- _EXCERPT PROVIDED_
I assume a unfortunate implementation. The speed gain is visible
and between a factor of 5 to 20.

Send me the source and I will take a look on it. 
You can still have my 1D and 2D Schr"odinger solver 
in MathLink with open boundaries. It should give you the result with a
delay of 4-5 seconds even on a 100 MHz 486.
Even the 2d version with 256 x 256 mesh points need only 30 seconds
on a modern PC.

Hope that helps

"Kevin J. McCann" wrote:
> I have read and heard a lot of hype about Mathematica 4.0
> "featuring a
>      New Generation of
>                     Fast Numerics"
> e.g. on .
> However, in the real world it is hard to find anything to get excited about.

- _TASK PROMPT_
Return everything in the Mathematica post from "You can still" down to "100 MHz 486.", copied word for word. Work only from the Mathematica post above.

- _RECORDED INFORMATION_
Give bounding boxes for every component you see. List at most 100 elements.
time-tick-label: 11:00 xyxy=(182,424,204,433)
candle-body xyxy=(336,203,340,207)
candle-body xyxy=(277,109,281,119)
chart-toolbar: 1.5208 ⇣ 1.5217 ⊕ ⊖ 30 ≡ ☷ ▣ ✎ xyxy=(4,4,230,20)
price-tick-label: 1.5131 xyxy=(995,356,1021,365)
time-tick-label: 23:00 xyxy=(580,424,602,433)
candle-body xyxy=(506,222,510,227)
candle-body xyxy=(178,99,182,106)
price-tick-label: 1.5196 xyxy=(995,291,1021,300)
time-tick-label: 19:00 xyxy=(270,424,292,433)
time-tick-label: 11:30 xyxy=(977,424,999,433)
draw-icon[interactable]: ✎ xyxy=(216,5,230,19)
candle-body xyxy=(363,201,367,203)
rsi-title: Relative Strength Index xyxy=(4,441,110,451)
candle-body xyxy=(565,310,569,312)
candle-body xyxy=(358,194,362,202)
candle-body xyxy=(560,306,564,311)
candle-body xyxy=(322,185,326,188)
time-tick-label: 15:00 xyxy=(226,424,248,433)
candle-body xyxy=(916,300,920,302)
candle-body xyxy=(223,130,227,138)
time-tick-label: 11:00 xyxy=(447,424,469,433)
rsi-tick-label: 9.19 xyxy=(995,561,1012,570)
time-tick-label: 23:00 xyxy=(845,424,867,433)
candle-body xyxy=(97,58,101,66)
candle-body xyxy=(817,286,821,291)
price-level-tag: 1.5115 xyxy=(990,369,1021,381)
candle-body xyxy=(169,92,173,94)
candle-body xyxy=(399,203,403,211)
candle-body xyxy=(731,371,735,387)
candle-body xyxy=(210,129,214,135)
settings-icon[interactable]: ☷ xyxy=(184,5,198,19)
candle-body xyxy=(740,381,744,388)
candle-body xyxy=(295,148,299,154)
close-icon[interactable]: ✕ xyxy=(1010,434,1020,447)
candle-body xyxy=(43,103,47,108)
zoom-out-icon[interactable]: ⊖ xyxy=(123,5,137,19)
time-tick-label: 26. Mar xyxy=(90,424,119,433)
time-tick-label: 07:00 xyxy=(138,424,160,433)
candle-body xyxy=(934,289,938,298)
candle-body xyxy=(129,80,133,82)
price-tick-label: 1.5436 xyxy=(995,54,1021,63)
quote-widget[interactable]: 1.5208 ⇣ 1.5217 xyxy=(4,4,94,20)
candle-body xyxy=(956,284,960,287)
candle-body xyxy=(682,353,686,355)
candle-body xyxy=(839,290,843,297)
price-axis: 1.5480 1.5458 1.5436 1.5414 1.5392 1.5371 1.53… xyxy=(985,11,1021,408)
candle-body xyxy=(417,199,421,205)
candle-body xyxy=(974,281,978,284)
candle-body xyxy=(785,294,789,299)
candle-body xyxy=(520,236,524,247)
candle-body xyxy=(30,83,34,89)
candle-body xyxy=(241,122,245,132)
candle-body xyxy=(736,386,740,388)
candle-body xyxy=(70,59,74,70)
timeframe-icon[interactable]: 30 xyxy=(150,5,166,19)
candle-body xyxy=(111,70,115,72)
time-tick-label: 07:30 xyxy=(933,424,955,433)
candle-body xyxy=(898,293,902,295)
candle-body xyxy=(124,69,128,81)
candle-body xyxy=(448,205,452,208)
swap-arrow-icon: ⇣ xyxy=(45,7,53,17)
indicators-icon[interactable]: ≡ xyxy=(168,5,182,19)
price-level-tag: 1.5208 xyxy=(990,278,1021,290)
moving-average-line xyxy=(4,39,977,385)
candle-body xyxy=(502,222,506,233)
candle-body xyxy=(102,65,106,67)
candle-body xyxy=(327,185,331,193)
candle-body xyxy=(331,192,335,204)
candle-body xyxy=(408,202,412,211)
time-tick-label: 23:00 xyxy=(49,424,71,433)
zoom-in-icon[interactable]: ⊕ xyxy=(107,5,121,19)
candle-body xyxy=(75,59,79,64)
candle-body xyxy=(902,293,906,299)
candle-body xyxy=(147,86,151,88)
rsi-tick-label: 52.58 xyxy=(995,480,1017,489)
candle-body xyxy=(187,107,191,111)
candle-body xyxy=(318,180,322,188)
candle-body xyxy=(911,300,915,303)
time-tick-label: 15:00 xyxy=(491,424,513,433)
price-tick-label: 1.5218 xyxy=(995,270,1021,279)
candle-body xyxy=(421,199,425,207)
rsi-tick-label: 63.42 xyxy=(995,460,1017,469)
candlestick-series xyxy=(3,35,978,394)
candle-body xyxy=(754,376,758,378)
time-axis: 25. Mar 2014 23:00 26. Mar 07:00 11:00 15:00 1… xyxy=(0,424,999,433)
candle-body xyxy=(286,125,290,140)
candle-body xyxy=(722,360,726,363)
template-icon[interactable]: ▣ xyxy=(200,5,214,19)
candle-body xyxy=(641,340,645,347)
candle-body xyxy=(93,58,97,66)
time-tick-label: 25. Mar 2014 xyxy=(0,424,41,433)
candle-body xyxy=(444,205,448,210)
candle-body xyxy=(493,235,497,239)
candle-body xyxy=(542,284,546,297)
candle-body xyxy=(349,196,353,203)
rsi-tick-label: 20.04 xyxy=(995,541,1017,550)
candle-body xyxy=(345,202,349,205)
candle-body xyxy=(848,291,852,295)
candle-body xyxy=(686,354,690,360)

- _REPLY_
You can still have my 1D and 2D Schr"odinger solver 
in MathLink with open boundaries. It should give you the result with a
delay of 4-5 seconds even on a 100 MHz 486.